TEXTO EXTRAÍDO:

É importante ressaltar que apenas uma parcela minoritária das OSCs estabelece parcerias formais com previsão de repasse de recursos públicos. Quando considerada a esfera federal, por exemplo, apenas 2,7% das OSCs foram identificadas como recebedoras de transferências públicas. Ou seja, os impactos produzidos por mudanças político-legais baseadas na ampliação das parcerias, repasses ou formas de contratualização entre as OSCs e o Estado afetariam um número restrito de OSCs e não o conjunto de entidades do setor.
Considerando o total de 1.116.354 OSCs criadas entre 1901 e 2020 é possível identificar a expansão no número de organizações criadas da segunda metade da década de 1960, momento em que a sociedade civil no Brasil ganha densidade numérica e ocorre um maior incremento da institucionalização de atores e organizações societais.
Analisando os dados por natureza jurídica da organização observa-se que a maior parte das OSCs criadas no período foram, majoritariamente, associações privadas (85%), seguidas de organizações religiosas (13%) e em menor quantidade as fundações privadas (1,6%) e organizações sociais (0,13%).
Ressalte-se que os tipos de natureza jurídica foram criados em momentos diferentes. As organizações religiosas foram definidas como natureza jurídica apenas em 2003, pela Lei 10.825/2003.

DADOS ARMAZENADOS:
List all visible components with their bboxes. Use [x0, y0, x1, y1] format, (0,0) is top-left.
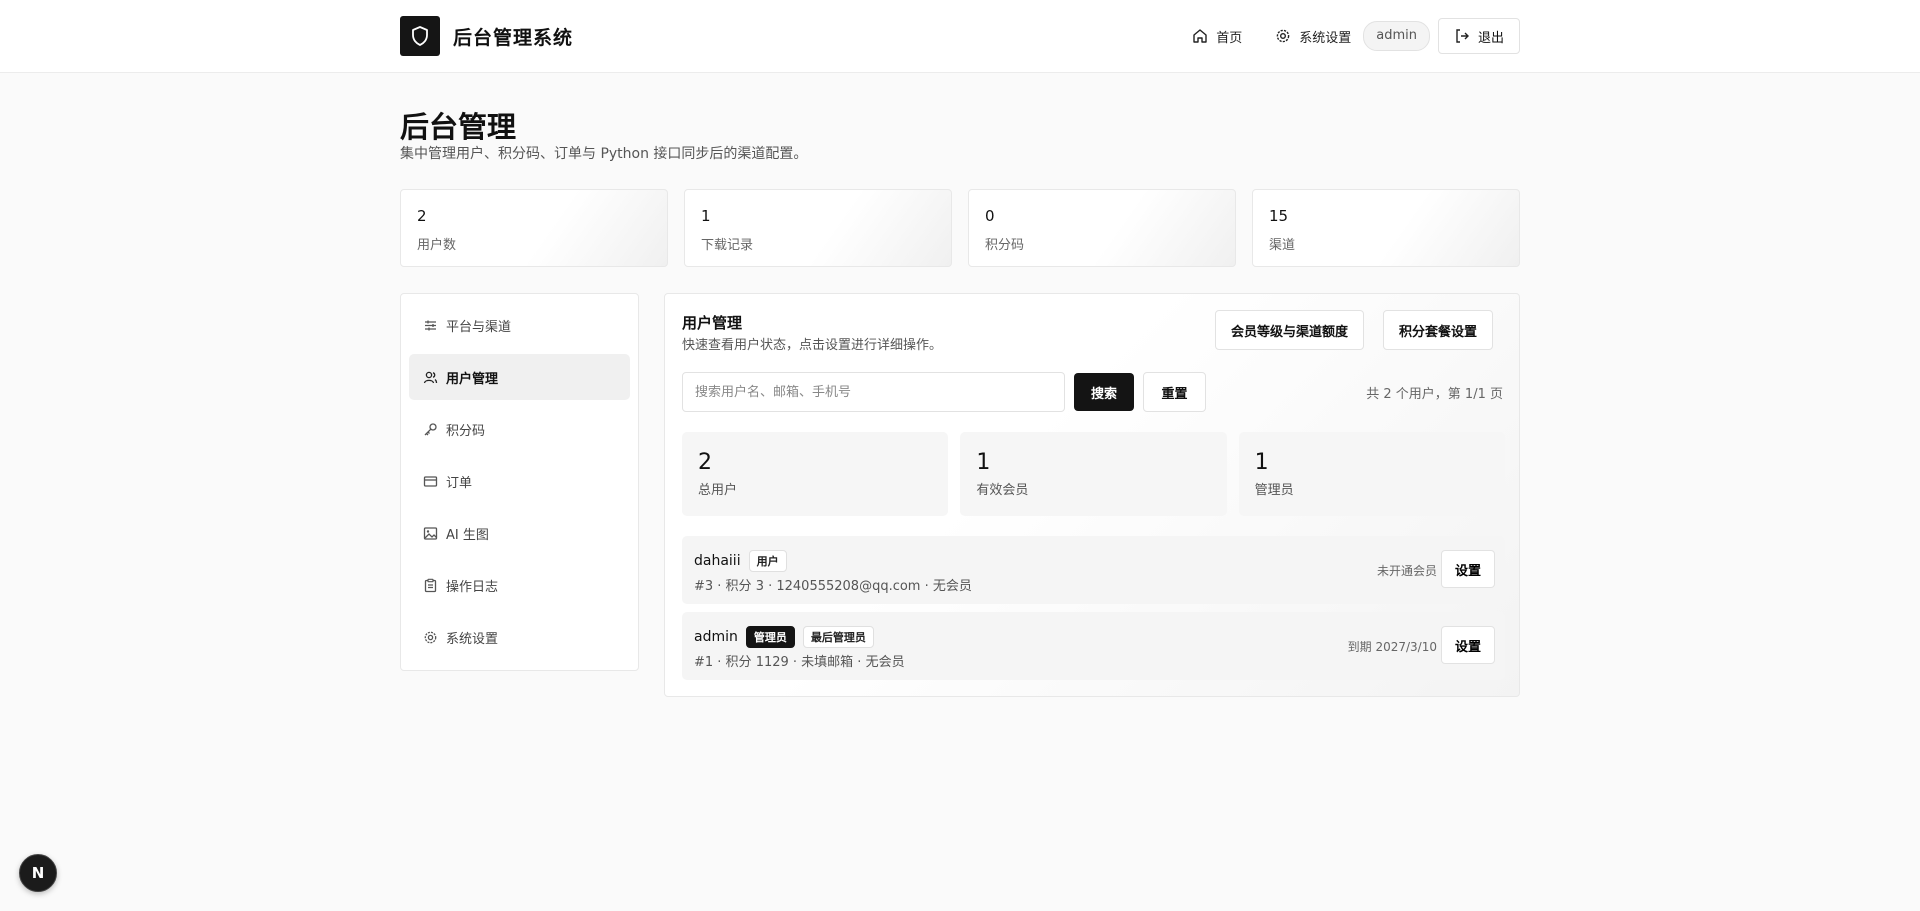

TAREFAS:
1. Segundo o texto sobre as organizações da sociedade civil, que percentual das OSCs foi identificado, na esfera federal, como recebedor de transferências públicas?
2. Prossiga com a redação do texto sobre as organizações da sociedade civil a partir do ponto em que ele termina.
As linhas registradas não têm qualquer papel nesta atividade.

RESPOSTAS FORNECIDAS:
1. Apenas 2,7% das OSCs.

2.
As organizações religiosas e as organizações sociais apresentam dinâmica diferente para o período. Até 2008 as organizações religiosas apresentavam números de abertura similares, abaixo de 2 mil OSCs por ano. Em 2009 esse número salta para 3 mil e no ano seguinte para 8 mil organizações, mantendo essa tendência de crescimento até 2017, quando apresentam uma redução do ritmo de abertura, mas ainda bem acima do patamar observado no início dos anos 2000, como indicado na tabela 5. Já as organizações sociais apresentam dados residuais até 2009 com menos de 10 aberturas por ano, quando sobem um pouco chegando a duas dezenas em 2013, e passam a apresentar um crescimento expressivo, chegando ao máximo de 256 aberturas em 2018.
COMO ERA – No período de 1901 a 1959, as organizações criadas estavam distribuídas de maneira similar entre as áreas de cultura e recreação, religião e desenvolvimento e defesa de interesses. Já nos anos 1960, além dessas três áreas, ganham relevância os temas de educação e saúde como finalidades de atuação das OSCs criadas no período. Na década de 1970, ainda prevalecem as áreas de cultura e recreação, religião, desenvolvimento e defesa de direitos, com uma leve preponderância das organizações associadas a fins religiosos. Na década seguinte, organizações com atuação em defesa e desenvolvimento de direitos são majoritárias entre as novas aberturas com a inflexão dos demais temas, com exceção das organizações patronais e profissionais que aumentam no período, dando início a uma tendência que se mantém na década seguinte, em que organizações de defesa de direitos passam a representar mais da metade das finalidades das OSCs criadas (56%).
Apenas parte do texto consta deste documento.